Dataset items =

# # # # #

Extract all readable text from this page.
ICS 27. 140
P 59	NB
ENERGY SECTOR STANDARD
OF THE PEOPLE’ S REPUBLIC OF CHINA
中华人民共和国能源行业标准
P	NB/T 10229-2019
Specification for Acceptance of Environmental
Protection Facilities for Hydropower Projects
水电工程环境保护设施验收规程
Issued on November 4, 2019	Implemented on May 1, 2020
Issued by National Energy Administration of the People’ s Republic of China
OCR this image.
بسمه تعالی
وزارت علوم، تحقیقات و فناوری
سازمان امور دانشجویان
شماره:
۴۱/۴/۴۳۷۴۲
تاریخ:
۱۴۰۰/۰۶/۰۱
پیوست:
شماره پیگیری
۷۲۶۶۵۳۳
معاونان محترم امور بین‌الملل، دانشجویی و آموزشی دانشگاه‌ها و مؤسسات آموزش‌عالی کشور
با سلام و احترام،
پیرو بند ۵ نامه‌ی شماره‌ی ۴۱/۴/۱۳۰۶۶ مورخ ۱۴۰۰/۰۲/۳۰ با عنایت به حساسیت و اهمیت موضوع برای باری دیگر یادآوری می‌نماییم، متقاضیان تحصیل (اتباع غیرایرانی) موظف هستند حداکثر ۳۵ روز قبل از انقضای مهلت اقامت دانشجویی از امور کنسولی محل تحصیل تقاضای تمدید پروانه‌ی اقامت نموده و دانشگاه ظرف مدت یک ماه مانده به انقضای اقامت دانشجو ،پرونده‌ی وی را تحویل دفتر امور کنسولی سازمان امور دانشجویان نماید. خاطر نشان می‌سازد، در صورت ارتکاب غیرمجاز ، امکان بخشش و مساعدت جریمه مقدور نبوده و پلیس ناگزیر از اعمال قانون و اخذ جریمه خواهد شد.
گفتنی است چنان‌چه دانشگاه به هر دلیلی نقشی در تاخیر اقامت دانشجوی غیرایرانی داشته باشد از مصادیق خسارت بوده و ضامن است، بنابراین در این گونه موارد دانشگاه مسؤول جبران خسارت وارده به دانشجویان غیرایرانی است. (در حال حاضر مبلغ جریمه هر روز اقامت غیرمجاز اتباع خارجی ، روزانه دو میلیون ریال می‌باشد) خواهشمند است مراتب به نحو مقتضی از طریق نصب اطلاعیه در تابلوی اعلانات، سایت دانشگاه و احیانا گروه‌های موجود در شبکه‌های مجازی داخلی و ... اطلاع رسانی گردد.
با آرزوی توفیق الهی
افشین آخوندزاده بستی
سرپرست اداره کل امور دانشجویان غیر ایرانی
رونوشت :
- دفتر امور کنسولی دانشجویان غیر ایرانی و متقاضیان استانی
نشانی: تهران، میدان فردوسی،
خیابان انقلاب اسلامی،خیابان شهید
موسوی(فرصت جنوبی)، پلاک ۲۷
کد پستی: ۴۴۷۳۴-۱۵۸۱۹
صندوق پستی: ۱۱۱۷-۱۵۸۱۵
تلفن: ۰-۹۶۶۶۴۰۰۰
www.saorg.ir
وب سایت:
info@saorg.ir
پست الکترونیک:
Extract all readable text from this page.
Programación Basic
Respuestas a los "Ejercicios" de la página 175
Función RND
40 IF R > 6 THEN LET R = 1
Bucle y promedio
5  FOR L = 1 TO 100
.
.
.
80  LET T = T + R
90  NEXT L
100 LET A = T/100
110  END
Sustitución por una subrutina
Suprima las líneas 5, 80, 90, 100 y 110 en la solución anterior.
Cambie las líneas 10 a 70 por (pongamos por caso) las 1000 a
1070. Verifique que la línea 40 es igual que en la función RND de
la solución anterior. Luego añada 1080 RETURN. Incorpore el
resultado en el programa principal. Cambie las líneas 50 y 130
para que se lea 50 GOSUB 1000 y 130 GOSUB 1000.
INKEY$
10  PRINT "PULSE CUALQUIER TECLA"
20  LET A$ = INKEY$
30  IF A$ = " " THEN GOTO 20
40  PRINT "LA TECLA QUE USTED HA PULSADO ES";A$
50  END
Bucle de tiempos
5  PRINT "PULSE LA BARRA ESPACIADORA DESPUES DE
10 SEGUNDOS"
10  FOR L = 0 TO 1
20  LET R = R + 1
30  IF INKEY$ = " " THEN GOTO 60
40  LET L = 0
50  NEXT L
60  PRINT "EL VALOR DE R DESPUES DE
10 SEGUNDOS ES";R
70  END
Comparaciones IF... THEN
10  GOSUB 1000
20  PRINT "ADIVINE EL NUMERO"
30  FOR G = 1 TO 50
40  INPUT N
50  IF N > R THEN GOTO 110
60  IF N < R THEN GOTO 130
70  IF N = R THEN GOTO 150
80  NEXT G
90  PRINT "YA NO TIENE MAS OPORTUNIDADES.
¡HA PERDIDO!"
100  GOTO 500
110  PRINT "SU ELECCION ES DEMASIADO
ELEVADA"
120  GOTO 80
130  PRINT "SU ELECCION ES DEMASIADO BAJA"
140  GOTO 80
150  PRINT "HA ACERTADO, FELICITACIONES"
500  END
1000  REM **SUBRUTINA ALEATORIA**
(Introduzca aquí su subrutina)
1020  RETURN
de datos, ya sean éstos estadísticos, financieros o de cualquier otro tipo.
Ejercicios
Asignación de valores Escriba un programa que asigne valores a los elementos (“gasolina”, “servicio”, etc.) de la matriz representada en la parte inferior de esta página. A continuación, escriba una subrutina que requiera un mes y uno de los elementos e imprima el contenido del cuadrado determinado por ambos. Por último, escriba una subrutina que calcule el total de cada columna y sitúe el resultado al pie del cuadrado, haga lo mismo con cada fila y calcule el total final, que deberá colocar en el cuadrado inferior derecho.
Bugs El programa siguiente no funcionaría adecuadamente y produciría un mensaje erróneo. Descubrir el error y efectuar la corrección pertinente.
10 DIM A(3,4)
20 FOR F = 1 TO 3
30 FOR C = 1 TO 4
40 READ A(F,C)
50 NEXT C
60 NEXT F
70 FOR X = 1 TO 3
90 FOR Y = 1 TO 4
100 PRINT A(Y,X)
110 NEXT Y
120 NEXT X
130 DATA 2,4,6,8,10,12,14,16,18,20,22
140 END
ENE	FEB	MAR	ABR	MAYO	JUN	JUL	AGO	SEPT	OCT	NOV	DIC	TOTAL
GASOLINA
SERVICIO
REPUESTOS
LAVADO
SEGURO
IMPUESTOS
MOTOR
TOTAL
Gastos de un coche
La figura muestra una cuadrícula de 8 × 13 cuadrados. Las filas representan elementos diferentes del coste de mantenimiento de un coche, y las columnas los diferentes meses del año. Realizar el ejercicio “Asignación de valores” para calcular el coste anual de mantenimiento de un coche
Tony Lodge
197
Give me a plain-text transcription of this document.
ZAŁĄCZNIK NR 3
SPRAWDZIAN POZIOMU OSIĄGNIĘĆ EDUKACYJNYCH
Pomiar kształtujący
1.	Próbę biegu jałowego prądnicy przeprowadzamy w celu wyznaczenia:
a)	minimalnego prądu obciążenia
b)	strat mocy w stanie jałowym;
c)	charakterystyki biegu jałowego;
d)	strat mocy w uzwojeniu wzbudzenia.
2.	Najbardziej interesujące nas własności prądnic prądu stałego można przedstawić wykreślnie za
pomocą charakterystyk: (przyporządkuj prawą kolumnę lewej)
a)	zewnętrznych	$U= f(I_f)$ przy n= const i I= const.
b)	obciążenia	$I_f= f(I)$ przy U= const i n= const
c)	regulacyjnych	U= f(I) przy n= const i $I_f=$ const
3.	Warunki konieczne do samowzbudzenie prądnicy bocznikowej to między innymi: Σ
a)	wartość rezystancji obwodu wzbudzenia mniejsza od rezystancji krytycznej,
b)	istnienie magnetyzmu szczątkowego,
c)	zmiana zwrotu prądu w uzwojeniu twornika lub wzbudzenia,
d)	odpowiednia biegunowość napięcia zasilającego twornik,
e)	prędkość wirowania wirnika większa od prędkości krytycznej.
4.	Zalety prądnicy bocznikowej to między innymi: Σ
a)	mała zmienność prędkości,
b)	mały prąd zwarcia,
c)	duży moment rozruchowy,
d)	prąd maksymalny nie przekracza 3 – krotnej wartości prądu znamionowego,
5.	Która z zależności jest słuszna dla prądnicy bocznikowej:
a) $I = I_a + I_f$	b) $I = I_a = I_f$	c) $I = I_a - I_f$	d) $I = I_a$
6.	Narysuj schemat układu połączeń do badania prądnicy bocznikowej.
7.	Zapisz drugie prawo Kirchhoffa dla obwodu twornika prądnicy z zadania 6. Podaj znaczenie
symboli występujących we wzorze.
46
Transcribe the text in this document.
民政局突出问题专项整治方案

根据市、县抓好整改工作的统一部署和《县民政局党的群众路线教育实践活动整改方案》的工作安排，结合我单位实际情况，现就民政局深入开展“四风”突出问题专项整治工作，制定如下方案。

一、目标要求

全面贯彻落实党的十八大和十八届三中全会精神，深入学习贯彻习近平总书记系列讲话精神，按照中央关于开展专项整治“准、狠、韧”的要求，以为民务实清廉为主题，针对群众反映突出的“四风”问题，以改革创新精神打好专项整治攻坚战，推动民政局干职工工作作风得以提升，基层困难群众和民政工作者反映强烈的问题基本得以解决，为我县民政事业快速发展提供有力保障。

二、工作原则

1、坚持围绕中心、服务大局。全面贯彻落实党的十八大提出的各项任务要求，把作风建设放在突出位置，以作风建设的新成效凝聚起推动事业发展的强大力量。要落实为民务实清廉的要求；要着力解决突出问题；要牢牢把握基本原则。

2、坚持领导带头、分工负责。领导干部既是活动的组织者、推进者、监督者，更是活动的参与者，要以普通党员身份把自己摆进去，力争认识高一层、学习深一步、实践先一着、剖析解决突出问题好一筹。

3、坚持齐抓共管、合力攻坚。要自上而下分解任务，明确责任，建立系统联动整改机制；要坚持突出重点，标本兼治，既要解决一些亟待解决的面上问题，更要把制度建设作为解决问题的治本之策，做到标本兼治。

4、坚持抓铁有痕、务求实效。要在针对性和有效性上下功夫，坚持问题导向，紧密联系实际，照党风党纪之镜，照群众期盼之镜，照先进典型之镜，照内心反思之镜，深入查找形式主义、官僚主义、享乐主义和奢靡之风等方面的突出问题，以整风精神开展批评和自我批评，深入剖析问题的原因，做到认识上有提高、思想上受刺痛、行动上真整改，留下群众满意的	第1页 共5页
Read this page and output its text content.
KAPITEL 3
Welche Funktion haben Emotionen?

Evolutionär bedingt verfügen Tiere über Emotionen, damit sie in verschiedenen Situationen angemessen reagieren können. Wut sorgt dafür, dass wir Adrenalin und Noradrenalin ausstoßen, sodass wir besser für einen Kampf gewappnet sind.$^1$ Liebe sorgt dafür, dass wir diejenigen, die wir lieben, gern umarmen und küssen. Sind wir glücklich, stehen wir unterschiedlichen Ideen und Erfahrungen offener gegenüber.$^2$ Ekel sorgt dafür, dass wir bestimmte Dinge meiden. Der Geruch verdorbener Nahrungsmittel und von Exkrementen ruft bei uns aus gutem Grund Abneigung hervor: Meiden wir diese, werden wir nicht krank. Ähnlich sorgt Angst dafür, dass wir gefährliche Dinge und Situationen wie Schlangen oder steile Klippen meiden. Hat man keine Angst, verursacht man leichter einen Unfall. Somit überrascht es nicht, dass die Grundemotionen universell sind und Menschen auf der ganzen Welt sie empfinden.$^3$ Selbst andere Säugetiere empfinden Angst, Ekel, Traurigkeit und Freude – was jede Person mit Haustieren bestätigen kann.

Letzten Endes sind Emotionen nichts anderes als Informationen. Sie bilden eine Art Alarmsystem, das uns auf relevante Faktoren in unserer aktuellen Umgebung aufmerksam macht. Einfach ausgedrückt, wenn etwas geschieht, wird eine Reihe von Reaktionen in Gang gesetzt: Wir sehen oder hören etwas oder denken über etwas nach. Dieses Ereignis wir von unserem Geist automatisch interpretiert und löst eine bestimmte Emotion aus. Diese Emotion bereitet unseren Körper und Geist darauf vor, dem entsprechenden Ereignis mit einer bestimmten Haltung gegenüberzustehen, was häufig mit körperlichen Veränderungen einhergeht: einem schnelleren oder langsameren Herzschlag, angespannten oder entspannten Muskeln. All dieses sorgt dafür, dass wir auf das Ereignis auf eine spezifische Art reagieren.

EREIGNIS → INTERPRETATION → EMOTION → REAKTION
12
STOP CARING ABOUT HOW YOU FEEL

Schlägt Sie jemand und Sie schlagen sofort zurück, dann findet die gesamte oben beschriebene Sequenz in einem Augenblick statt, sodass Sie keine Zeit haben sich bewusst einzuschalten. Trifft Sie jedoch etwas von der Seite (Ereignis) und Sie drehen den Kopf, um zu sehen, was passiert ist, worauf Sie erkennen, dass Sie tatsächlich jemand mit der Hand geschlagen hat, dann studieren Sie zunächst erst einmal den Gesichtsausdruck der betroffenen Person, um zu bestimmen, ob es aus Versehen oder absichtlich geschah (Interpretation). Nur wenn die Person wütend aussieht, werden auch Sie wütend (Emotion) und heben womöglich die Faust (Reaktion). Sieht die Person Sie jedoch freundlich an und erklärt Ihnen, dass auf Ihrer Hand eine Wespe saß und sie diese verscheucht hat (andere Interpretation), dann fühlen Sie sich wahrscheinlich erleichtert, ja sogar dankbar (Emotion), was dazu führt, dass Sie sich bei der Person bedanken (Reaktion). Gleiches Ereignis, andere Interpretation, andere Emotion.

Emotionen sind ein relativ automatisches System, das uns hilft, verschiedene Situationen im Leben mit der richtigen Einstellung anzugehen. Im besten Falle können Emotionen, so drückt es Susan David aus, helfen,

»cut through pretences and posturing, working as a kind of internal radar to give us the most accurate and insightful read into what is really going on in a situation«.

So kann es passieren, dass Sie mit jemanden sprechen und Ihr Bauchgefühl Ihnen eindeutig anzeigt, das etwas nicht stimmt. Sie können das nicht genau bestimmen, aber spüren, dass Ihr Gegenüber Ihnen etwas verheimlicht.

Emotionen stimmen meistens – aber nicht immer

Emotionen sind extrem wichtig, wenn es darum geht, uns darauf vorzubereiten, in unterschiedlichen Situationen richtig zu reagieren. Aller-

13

# # # # #

What is being asked = Pull every line containing "document" from the material above.

The result =
Give me a plain-text transcription of this document.
Transcribe the text in this document.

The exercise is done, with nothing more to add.